What is being asked:
Set down the material below in full, matching it exactly.

Material to process:
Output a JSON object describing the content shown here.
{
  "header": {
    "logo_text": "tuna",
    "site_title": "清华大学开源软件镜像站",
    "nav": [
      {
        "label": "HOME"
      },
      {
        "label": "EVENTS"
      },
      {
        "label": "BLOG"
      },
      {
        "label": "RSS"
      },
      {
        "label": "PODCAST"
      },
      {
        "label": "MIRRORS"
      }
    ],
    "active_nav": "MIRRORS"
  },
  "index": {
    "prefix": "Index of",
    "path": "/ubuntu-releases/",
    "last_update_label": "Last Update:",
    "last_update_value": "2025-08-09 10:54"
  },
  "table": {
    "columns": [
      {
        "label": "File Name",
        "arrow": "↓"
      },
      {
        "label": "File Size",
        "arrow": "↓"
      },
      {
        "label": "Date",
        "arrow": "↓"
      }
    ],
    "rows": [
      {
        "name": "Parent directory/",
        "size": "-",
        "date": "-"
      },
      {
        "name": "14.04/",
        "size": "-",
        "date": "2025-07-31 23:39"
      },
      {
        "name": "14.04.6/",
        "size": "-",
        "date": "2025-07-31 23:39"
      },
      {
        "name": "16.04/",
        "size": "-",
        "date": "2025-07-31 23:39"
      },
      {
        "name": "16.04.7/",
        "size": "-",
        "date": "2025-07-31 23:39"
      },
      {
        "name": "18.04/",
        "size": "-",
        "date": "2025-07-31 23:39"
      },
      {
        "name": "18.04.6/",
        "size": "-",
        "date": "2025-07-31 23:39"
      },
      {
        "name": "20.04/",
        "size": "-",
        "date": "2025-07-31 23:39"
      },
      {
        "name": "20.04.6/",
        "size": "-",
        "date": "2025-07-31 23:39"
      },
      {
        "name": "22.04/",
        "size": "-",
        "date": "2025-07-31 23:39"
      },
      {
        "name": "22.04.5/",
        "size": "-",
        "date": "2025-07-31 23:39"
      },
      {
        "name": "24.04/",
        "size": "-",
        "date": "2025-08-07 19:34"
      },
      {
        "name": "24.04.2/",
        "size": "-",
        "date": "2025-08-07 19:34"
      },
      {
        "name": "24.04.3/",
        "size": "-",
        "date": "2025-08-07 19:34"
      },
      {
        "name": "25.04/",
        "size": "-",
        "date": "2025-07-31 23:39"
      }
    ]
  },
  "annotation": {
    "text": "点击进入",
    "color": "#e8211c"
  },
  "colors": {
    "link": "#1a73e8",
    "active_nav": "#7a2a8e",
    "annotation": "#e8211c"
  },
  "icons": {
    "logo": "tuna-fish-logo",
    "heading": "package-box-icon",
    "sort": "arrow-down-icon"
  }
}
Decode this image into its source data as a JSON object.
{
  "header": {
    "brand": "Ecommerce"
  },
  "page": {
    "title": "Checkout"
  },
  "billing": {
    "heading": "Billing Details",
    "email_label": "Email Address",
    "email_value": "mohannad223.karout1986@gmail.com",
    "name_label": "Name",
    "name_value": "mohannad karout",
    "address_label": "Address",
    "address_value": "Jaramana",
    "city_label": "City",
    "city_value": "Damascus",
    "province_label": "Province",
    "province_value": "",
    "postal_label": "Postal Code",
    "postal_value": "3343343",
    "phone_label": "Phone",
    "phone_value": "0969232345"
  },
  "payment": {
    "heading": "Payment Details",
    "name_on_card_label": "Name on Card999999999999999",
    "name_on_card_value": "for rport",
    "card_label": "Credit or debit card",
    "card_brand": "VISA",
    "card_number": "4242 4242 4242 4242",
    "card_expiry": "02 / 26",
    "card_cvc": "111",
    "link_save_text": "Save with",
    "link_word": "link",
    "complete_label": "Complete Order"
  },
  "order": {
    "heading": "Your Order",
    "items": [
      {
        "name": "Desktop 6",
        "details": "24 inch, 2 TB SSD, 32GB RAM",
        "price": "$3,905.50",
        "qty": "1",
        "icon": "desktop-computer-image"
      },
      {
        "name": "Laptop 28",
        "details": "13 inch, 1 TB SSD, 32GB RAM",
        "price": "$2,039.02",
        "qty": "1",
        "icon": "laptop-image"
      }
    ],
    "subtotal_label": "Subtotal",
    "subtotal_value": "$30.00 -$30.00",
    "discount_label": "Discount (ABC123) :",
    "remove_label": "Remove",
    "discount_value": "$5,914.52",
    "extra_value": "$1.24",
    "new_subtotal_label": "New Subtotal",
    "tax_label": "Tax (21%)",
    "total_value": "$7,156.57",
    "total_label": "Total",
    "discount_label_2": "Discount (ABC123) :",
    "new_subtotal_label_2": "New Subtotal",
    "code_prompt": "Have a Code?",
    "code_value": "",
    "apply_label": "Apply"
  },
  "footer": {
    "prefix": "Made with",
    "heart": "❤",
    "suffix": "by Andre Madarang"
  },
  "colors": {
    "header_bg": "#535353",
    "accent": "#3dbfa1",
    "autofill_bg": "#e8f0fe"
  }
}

Complete answer:
Output a JSON object describing the content shown here.
{
  "header": {
    "logo_text": "tuna",
    "site_title": "清华大学开源软件镜像站",
    "nav": [
      {
        "label": "HOME"
      },
      {
        "label": "EVENTS"
      },
      {
        "label": "BLOG"
      },
      {
        "label": "RSS"
      },
      {
        "label": "PODCAST"
      },
      {
        "label": "MIRRORS"
      }
    ],
    "active_nav": "MIRRORS"
  },
  "index": {
    "prefix": "Index of",
    "path": "/ubuntu-releases/",
    "last_update_label": "Last Update:",
    "last_update_value": "2025-08-09 10:54"
  },
  "table": {
    "columns": [
      {
        "label": "File Name",
        "arrow": "↓"
      },
      {
        "label": "File Size",
        "arrow": "↓"
      },
      {
        "label": "Date",
        "arrow": "↓"
      }
    ],
    "rows": [
      {
        "name": "Parent directory/",
        "size": "-",
        "date": "-"
      },
      {
        "name": "14.04/",
        "size": "-",
        "date": "2025-07-31 23:39"
      },
      {
        "name": "14.04.6/",
        "size": "-",
        "date": "2025-07-31 23:39"
      },
      {
        "name": "16.04/",
        "size": "-",
        "date": "2025-07-31 23:39"
      },
      {
        "name": "16.04.7/",
        "size": "-",
        "date": "2025-07-31 23:39"
      },
      {
        "name": "18.04/",
        "size": "-",
        "date": "2025-07-31 23:39"
      },
      {
        "name": "18.04.6/",
        "size": "-",
        "date": "2025-07-31 23:39"
      },
      {
        "name": "20.04/",
        "size": "-",
        "date": "2025-07-31 23:39"
      },
      {
        "name": "20.04.6/",
        "size": "-",
        "date": "2025-07-31 23:39"
      },
      {
        "name": "22.04/",
        "size": "-",
        "date": "2025-07-31 23:39"
      },
      {
        "name": "22.04.5/",
        "size": "-",
        "date": "2025-07-31 23:39"
      },
      {
        "name": "24.04/",
        "size": "-",
        "date": "2025-08-07 19:34"
      },
      {
        "name": "24.04.2/",
        "size": "-",
        "date": "2025-08-07 19:34"
      },
      {
        "name": "24.04.3/",
        "size": "-",
        "date": "2025-08-07 19:34"
      },
      {
        "name": "25.04/",
        "size": "-",
        "date": "2025-07-31 23:39"
      }
    ]
  },
  "annotation": {
    "text": "点击进入",
    "color": "#e8211c"
  },
  "colors": {
    "link": "#1a73e8",
    "active_nav": "#7a2a8e",
    "annotation": "#e8211c"
  },
  "icons": {
    "logo": "tuna-fish-logo",
    "heading": "package-box-icon",
    "sort": "arrow-down-icon"
  }
}
Decode this image into its source data as a JSON object.
{
  "header": {
    "brand": "Ecommerce"
  },
  "page": {
    "title": "Checkout"
  },
  "billing": {
    "heading": "Billing Details",
    "email_label": "Email Address",
    "email_value": "mohannad223.karout1986@gmail.com",
    "name_label": "Name",
    "name_value": "mohannad karout",
    "address_label": "Address",
    "address_value": "Jaramana",
    "city_label": "City",
    "city_value": "Damascus",
    "province_label": "Province",
    "province_value": "",
    "postal_label": "Postal Code",
    "postal_value": "3343343",
    "phone_label": "Phone",
    "phone_value": "0969232345"
  },
  "payment": {
    "heading": "Payment Details",
    "name_on_card_label": "Name on Card999999999999999",
    "name_on_card_value": "for rport",
    "card_label": "Credit or debit card",
    "card_brand": "VISA",
    "card_number": "4242 4242 4242 4242",
    "card_expiry": "02 / 26",
    "card_cvc": "111",
    "link_save_text": "Save with",
    "link_word": "link",
    "complete_label": "Complete Order"
  },
  "order": {
    "heading": "Your Order",
    "items": [
      {
        "name": "Desktop 6",
        "details": "24 inch, 2 TB SSD, 32GB RAM",
        "price": "$3,905.50",
        "qty": "1",
        "icon": "desktop-computer-image"
      },
      {
        "name": "Laptop 28",
        "details": "13 inch, 1 TB SSD, 32GB RAM",
        "price": "$2,039.02",
        "qty": "1",
        "icon": "laptop-image"
      }
    ],
    "subtotal_label": "Subtotal",
    "subtotal_value": "$30.00 -$30.00",
    "discount_label": "Discount (ABC123) :",
    "remove_label": "Remove",
    "discount_value": "$5,914.52",
    "extra_value": "$1.24",
    "new_subtotal_label": "New Subtotal",
    "tax_label": "Tax (21%)",
    "total_value": "$7,156.57",
    "total_label": "Total",
    "discount_label_2": "Discount (ABC123) :",
    "new_subtotal_label_2": "New Subtotal",
    "code_prompt": "Have a Code?",
    "code_value": "",
    "apply_label": "Apply"
  },
  "footer": {
    "prefix": "Made with",
    "heart": "❤",
    "suffix": "by Andre Madarang"
  },
  "colors": {
    "header_bg": "#535353",
    "accent": "#3dbfa1",
    "autofill_bg": "#e8f0fe"
  }
}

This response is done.